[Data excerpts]
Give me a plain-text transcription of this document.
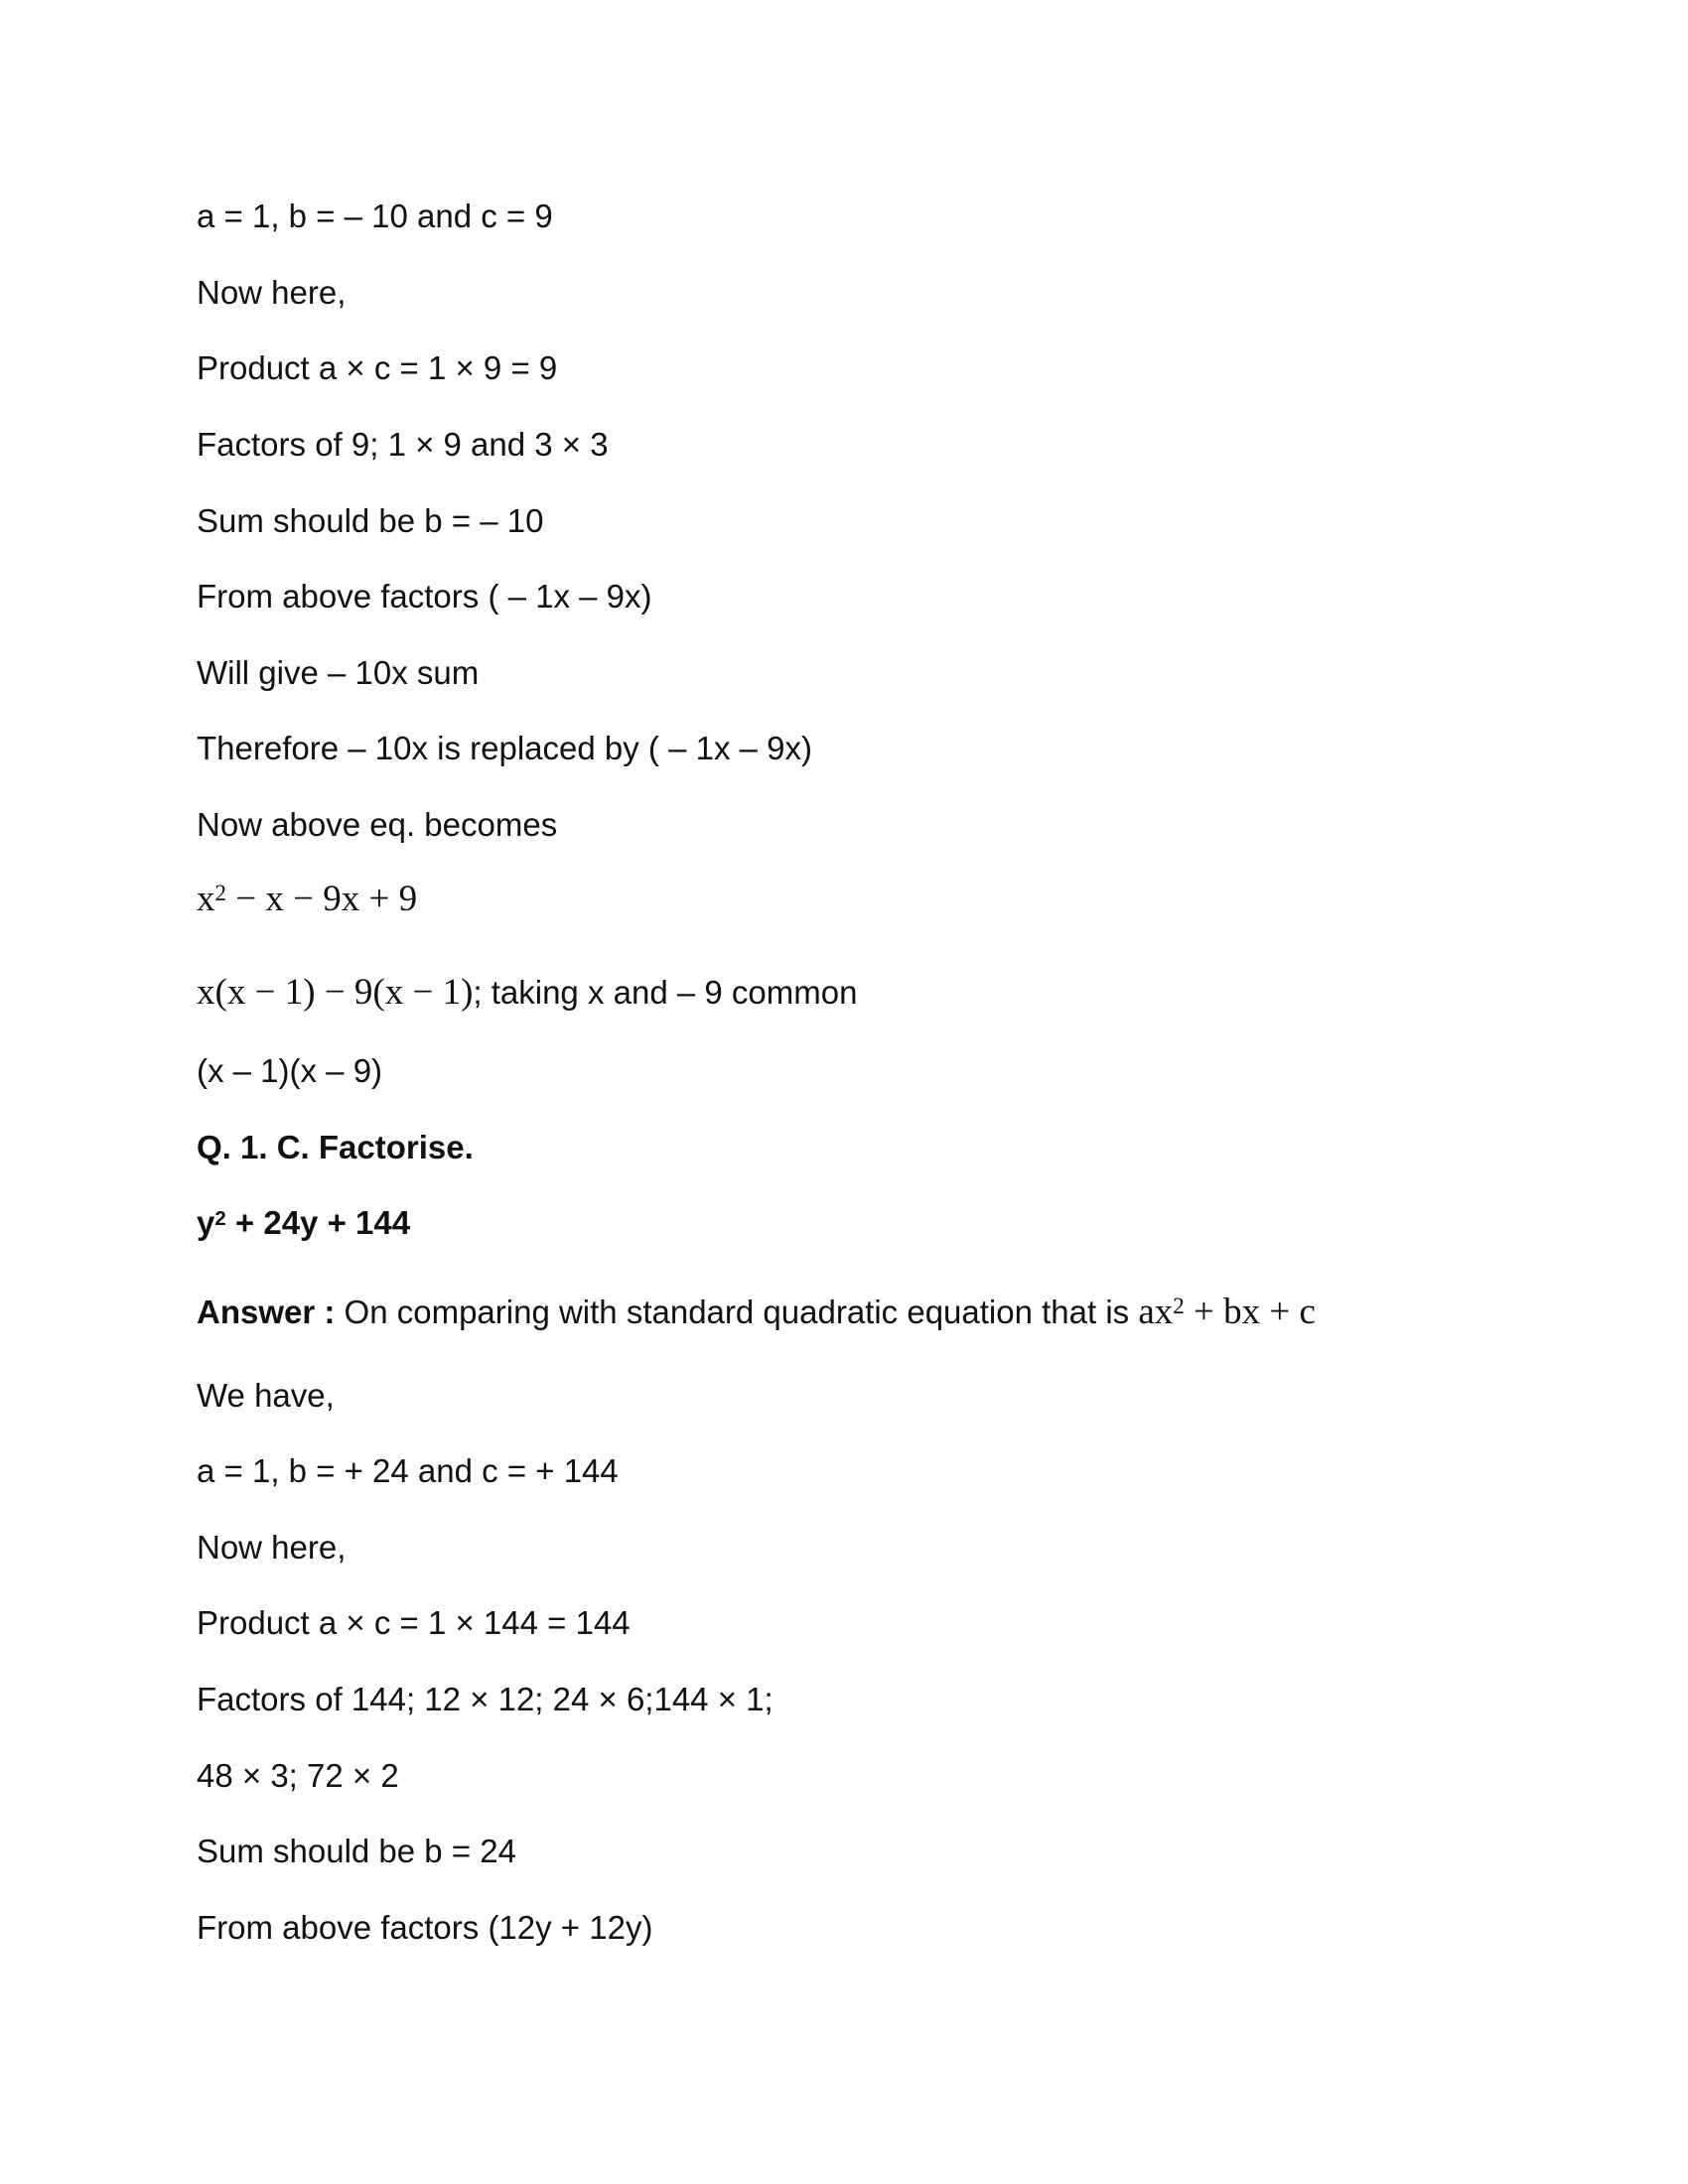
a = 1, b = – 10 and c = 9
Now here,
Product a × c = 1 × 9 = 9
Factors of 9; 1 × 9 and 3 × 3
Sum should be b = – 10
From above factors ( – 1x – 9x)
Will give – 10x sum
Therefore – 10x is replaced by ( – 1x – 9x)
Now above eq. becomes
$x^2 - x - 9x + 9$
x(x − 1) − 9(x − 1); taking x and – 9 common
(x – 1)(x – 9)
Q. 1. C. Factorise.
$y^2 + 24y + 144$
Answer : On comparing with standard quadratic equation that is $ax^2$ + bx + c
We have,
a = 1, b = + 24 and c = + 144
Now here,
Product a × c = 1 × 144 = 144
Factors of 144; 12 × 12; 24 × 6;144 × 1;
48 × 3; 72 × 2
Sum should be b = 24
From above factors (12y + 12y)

▶ [Set problem]: Copy the data exactly. Any picture it contains is to be omitted.

▶ [Result for this task]:
Give me a plain-text transcription of this document.
a = 1, b = – 10 and c = 9
Now here,
Product a × c = 1 × 9 = 9
Factors of 9; 1 × 9 and 3 × 3
Sum should be b = – 10
From above factors ( – 1x – 9x)
Will give – 10x sum
Therefore – 10x is replaced by ( – 1x – 9x)
Now above eq. becomes
$x^2 - x - 9x + 9$
x(x − 1) − 9(x − 1); taking x and – 9 common
(x – 1)(x – 9)
Q. 1. C. Factorise.
$y^2 + 24y + 144$
Answer : On comparing with standard quadratic equation that is $ax^2$ + bx + c
We have,
a = 1, b = + 24 and c = + 144
Now here,
Product a × c = 1 × 144 = 144
Factors of 144; 12 × 12; 24 × 6;144 × 1;
48 × 3; 72 × 2
Sum should be b = 24
From above factors (12y + 12y)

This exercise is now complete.